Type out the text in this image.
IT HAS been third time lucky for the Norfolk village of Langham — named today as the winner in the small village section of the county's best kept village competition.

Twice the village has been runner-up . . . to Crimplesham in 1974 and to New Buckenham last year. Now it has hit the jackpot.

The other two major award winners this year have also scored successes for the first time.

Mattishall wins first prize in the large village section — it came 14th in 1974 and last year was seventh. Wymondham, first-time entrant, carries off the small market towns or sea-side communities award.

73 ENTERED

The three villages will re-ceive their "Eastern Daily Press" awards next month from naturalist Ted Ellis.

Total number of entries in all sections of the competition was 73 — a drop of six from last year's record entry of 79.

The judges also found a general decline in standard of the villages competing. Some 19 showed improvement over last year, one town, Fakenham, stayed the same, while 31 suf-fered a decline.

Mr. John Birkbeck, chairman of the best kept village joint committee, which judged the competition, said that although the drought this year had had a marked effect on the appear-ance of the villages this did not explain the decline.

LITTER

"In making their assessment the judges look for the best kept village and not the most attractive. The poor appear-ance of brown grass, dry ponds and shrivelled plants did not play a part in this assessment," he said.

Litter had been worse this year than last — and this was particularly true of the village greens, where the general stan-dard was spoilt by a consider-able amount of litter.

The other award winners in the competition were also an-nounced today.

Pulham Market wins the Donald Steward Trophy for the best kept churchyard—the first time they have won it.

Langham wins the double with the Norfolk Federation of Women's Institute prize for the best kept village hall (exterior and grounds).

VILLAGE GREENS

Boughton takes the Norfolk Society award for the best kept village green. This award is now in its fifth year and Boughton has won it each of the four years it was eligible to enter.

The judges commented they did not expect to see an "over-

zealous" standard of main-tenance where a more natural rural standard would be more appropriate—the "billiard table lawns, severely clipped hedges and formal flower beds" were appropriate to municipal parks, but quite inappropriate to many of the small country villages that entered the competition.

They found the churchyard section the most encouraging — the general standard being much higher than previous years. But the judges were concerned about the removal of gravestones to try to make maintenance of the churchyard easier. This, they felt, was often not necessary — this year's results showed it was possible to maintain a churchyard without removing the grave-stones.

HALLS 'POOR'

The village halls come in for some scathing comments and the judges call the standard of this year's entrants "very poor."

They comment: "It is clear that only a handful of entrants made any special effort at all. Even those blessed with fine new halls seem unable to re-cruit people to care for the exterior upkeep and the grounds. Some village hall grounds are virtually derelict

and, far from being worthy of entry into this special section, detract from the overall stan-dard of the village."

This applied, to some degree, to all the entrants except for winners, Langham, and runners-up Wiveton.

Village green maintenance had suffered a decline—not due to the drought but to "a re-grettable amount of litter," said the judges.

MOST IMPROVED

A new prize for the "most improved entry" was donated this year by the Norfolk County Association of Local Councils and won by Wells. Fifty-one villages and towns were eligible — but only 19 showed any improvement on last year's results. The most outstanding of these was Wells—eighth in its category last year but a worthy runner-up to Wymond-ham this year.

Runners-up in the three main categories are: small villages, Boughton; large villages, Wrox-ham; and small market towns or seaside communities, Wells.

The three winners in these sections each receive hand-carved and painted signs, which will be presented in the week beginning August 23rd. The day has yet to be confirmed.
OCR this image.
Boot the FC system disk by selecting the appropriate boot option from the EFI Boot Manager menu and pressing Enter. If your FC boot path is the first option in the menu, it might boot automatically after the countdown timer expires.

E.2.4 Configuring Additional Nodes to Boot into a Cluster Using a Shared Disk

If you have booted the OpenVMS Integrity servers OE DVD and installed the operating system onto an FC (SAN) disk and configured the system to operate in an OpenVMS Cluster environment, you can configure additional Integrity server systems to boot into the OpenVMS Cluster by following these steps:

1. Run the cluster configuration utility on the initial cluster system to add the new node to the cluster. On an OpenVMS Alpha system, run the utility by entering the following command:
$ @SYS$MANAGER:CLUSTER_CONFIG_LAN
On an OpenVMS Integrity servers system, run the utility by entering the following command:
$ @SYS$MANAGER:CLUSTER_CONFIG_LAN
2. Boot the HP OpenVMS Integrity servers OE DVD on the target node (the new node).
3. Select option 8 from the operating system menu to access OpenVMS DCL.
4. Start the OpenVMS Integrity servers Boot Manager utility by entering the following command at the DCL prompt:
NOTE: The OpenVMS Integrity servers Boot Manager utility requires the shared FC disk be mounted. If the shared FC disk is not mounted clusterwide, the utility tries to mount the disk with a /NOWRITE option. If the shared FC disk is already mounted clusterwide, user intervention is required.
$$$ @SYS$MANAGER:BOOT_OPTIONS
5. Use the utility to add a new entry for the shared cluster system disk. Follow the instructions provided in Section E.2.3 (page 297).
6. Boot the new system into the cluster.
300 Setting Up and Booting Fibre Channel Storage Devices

○ ○ ○ ○

• Problem statement
Each line of the material must be restated exactly.

• Result
Type out the text in this image.
IT HAS been third time lucky for the Norfolk village of Langham — named today as the winner in the small village section of the county's best kept village competition.

Twice the village has been runner-up . . . to Crimplesham in 1974 and to New Buckenham last year. Now it has hit the jackpot.

The other two major award winners this year have also scored successes for the first time.

Mattishall wins first prize in the large village section — it came 14th in 1974 and last year was seventh. Wymondham, first-time entrant, carries off the small market towns or sea-side communities award.

73 ENTERED

The three villages will re-ceive their "Eastern Daily Press" awards next month from naturalist Ted Ellis.

Total number of entries in all sections of the competition was 73 — a drop of six from last year's record entry of 79.

The judges also found a general decline in standard of the villages competing. Some 19 showed improvement over last year, one town, Fakenham, stayed the same, while 31 suf-fered a decline.

Mr. John Birkbeck, chairman of the best kept village joint committee, which judged the competition, said that although the drought this year had had a marked effect on the appear-ance of the villages this did not explain the decline.

LITTER

"In making their assessment the judges look for the best kept village and not the most attractive. The poor appear-ance of brown grass, dry ponds and shrivelled plants did not play a part in this assessment," he said.

Litter had been worse this year than last — and this was particularly true of the village greens, where the general stan-dard was spoilt by a consider-able amount of litter.

The other award winners in the competition were also an-nounced today.

Pulham Market wins the Donald Steward Trophy for the best kept churchyard—the first time they have won it.

Langham wins the double with the Norfolk Federation of Women's Institute prize for the best kept village hall (exterior and grounds).

VILLAGE GREENS

Boughton takes the Norfolk Society award for the best kept village green. This award is now in its fifth year and Boughton has won it each of the four years it was eligible to enter.

The judges commented they did not expect to see an "over-

zealous" standard of main-tenance where a more natural rural standard would be more appropriate—the "billiard table lawns, severely clipped hedges and formal flower beds" were appropriate to municipal parks, but quite inappropriate to many of the small country villages that entered the competition.

They found the churchyard section the most encouraging — the general standard being much higher than previous years. But the judges were concerned about the removal of gravestones to try to make maintenance of the churchyard easier. This, they felt, was often not necessary — this year's results showed it was possible to maintain a churchyard without removing the grave-stones.

HALLS 'POOR'

The village halls come in for some scathing comments and the judges call the standard of this year's entrants "very poor."

They comment: "It is clear that only a handful of entrants made any special effort at all. Even those blessed with fine new halls seem unable to re-cruit people to care for the exterior upkeep and the grounds. Some village hall grounds are virtually derelict

and, far from being worthy of entry into this special section, detract from the overall stan-dard of the village."

This applied, to some degree, to all the entrants except for winners, Langham, and runners-up Wiveton.

Village green maintenance had suffered a decline—not due to the drought but to "a re-grettable amount of litter," said the judges.

MOST IMPROVED

A new prize for the "most improved entry" was donated this year by the Norfolk County Association of Local Councils and won by Wells. Fifty-one villages and towns were eligible — but only 19 showed any improvement on last year's results. The most outstanding of these was Wells—eighth in its category last year but a worthy runner-up to Wymond-ham this year.

Runners-up in the three main categories are: small villages, Boughton; large villages, Wrox-ham; and small market towns or seaside communities, Wells.

The three winners in these sections each receive hand-carved and painted signs, which will be presented in the week beginning August 23rd. The day has yet to be confirmed.
OCR this image.
Boot the FC system disk by selecting the appropriate boot option from the EFI Boot Manager menu and pressing Enter. If your FC boot path is the first option in the menu, it might boot automatically after the countdown timer expires.

E.2.4 Configuring Additional Nodes to Boot into a Cluster Using a Shared Disk

If you have booted the OpenVMS Integrity servers OE DVD and installed the operating system onto an FC (SAN) disk and configured the system to operate in an OpenVMS Cluster environment, you can configure additional Integrity server systems to boot into the OpenVMS Cluster by following these steps:

1. Run the cluster configuration utility on the initial cluster system to add the new node to the cluster. On an OpenVMS Alpha system, run the utility by entering the following command:
$ @SYS$MANAGER:CLUSTER_CONFIG_LAN
On an OpenVMS Integrity servers system, run the utility by entering the following command:
$ @SYS$MANAGER:CLUSTER_CONFIG_LAN
2. Boot the HP OpenVMS Integrity servers OE DVD on the target node (the new node).
3. Select option 8 from the operating system menu to access OpenVMS DCL.
4. Start the OpenVMS Integrity servers Boot Manager utility by entering the following command at the DCL prompt:
NOTE: The OpenVMS Integrity servers Boot Manager utility requires the shared FC disk be mounted. If the shared FC disk is not mounted clusterwide, the utility tries to mount the disk with a /NOWRITE option. If the shared FC disk is already mounted clusterwide, user intervention is required.
$$$ @SYS$MANAGER:BOOT_OPTIONS
5. Use the utility to add a new entry for the shared cluster system disk. Follow the instructions provided in Section E.2.3 (page 297).
6. Boot the new system into the cluster.
300 Setting Up and Booting Fibre Channel Storage Devices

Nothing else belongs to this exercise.